• [Job]
Go through the material and tally the lines containing the string "පනවන". Give the total alone.

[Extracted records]
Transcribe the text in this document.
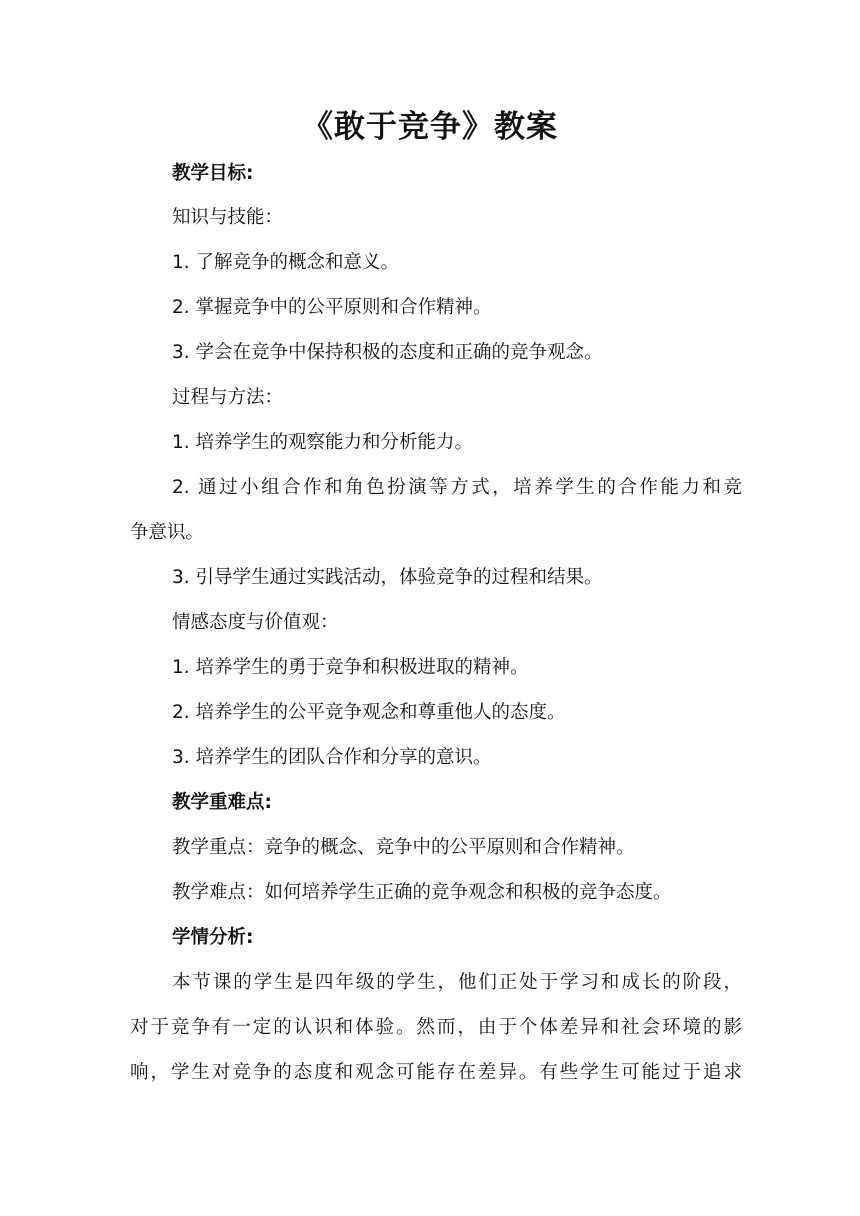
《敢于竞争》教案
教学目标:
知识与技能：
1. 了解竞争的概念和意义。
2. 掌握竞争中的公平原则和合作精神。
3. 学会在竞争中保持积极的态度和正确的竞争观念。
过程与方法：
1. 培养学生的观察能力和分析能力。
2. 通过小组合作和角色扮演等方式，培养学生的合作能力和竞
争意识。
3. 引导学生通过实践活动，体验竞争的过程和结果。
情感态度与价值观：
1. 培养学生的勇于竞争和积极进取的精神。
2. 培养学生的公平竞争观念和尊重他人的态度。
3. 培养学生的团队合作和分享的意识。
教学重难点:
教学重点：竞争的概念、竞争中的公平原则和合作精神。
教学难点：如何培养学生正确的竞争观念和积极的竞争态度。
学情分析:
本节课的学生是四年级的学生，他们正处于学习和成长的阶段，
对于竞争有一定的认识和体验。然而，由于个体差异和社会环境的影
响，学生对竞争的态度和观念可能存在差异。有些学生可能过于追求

...

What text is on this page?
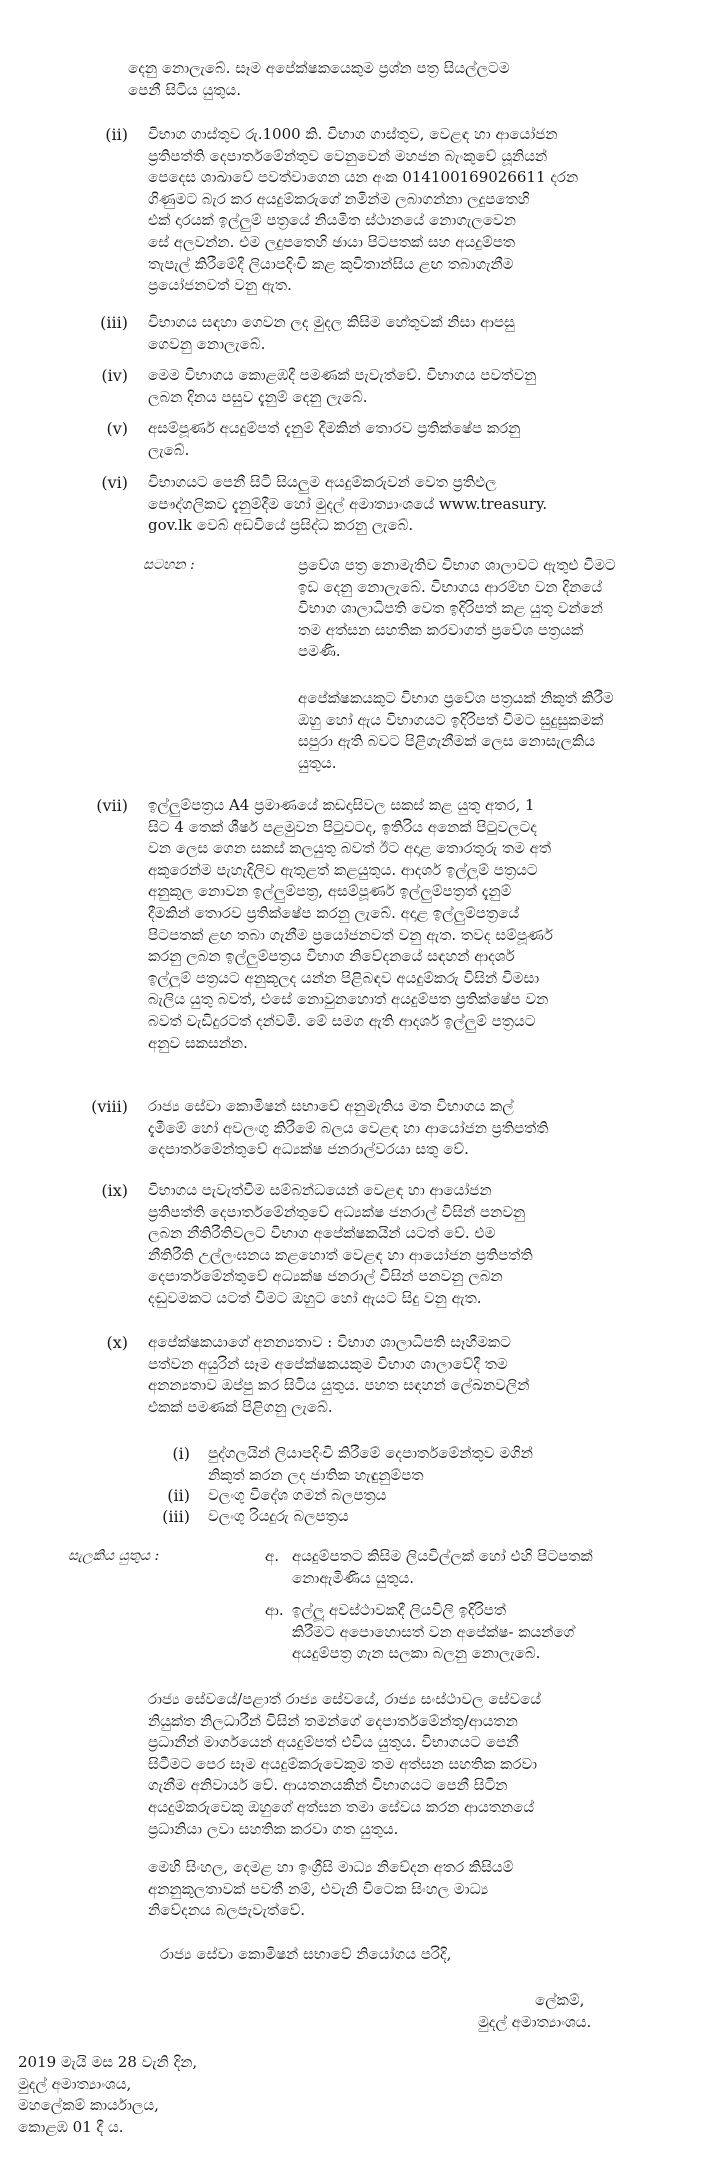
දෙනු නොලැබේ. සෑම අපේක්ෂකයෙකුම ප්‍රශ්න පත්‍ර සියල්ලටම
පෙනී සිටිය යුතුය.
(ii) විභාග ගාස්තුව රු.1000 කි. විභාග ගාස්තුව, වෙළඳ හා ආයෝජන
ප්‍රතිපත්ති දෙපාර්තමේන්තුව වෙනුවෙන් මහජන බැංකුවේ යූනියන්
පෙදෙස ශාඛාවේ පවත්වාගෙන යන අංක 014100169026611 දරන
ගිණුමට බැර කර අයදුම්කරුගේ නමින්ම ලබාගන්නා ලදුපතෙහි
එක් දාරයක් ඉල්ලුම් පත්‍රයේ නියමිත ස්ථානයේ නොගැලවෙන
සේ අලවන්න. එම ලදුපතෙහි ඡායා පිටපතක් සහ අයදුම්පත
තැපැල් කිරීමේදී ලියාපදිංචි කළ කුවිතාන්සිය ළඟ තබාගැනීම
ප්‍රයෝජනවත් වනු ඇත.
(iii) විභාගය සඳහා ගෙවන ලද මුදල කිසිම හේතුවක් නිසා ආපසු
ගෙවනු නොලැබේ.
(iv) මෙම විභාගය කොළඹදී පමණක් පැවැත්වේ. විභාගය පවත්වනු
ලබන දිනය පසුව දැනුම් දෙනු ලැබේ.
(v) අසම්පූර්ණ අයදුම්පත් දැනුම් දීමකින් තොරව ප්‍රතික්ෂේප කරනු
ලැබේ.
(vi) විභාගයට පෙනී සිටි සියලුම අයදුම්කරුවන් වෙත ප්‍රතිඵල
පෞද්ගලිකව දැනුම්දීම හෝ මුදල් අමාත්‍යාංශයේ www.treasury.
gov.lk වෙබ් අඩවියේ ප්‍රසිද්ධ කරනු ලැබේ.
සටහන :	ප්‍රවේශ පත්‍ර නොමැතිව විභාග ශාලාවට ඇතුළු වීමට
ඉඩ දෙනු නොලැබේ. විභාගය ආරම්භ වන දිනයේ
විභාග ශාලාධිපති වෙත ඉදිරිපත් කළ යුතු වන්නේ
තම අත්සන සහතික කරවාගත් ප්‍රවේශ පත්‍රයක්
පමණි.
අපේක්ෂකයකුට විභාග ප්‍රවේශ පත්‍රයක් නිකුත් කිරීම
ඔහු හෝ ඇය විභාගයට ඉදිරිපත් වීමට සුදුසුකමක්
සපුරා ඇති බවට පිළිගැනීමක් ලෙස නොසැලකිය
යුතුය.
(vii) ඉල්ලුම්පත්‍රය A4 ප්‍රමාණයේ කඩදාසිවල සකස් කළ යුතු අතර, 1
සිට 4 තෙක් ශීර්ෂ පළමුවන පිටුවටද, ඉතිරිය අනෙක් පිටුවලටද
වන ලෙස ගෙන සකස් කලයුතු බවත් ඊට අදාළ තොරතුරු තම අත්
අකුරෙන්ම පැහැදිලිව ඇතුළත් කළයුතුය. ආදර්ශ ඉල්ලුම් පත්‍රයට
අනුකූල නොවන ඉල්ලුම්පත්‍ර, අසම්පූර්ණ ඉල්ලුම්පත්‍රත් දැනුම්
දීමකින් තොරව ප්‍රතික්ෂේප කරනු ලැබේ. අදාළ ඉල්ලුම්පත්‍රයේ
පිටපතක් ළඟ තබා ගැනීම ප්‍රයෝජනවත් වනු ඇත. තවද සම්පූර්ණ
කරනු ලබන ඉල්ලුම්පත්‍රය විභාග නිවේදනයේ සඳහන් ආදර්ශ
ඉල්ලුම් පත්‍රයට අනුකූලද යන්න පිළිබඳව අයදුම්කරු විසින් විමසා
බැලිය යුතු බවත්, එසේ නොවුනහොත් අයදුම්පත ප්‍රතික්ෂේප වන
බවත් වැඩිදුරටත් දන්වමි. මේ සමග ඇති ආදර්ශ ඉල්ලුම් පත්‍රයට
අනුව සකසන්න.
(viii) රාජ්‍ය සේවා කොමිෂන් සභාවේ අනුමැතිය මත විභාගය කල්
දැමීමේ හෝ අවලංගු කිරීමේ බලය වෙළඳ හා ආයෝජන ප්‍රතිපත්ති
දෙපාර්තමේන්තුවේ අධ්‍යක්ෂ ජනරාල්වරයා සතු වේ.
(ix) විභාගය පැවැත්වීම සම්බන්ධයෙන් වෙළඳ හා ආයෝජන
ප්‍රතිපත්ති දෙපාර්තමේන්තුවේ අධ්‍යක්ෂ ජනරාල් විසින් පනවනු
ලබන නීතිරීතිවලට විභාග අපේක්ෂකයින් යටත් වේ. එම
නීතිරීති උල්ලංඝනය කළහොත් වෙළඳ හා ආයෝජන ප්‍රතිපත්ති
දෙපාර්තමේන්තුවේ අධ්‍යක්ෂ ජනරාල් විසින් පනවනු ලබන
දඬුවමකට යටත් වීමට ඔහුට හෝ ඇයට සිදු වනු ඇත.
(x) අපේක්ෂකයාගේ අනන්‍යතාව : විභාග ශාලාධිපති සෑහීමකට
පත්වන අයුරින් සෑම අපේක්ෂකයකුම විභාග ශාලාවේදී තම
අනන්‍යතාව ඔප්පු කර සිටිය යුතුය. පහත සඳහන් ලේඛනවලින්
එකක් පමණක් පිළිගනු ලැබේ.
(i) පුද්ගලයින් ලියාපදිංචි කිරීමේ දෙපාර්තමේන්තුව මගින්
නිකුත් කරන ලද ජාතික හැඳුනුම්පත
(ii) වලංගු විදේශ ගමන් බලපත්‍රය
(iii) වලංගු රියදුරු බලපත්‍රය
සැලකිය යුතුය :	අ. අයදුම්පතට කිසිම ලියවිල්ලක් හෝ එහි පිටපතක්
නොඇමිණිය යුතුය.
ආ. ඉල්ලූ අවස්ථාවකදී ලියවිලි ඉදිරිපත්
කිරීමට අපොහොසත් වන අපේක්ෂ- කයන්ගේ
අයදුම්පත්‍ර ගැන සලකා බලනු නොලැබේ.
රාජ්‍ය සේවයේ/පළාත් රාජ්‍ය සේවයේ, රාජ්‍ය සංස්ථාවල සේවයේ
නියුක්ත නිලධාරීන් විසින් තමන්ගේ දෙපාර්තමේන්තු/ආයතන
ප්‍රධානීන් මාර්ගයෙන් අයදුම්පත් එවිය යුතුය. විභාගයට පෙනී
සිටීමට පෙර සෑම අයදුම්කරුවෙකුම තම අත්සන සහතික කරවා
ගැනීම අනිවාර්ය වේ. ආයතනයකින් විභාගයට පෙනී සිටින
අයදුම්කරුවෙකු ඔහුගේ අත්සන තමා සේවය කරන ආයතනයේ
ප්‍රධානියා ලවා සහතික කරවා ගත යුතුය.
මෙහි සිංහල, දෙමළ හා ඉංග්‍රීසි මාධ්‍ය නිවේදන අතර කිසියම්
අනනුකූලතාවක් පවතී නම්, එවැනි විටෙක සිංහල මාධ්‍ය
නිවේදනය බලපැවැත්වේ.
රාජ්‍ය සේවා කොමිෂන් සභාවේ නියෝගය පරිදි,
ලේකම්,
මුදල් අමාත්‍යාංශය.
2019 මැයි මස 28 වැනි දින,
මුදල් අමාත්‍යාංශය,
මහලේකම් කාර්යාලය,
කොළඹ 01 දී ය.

• [Output below]
2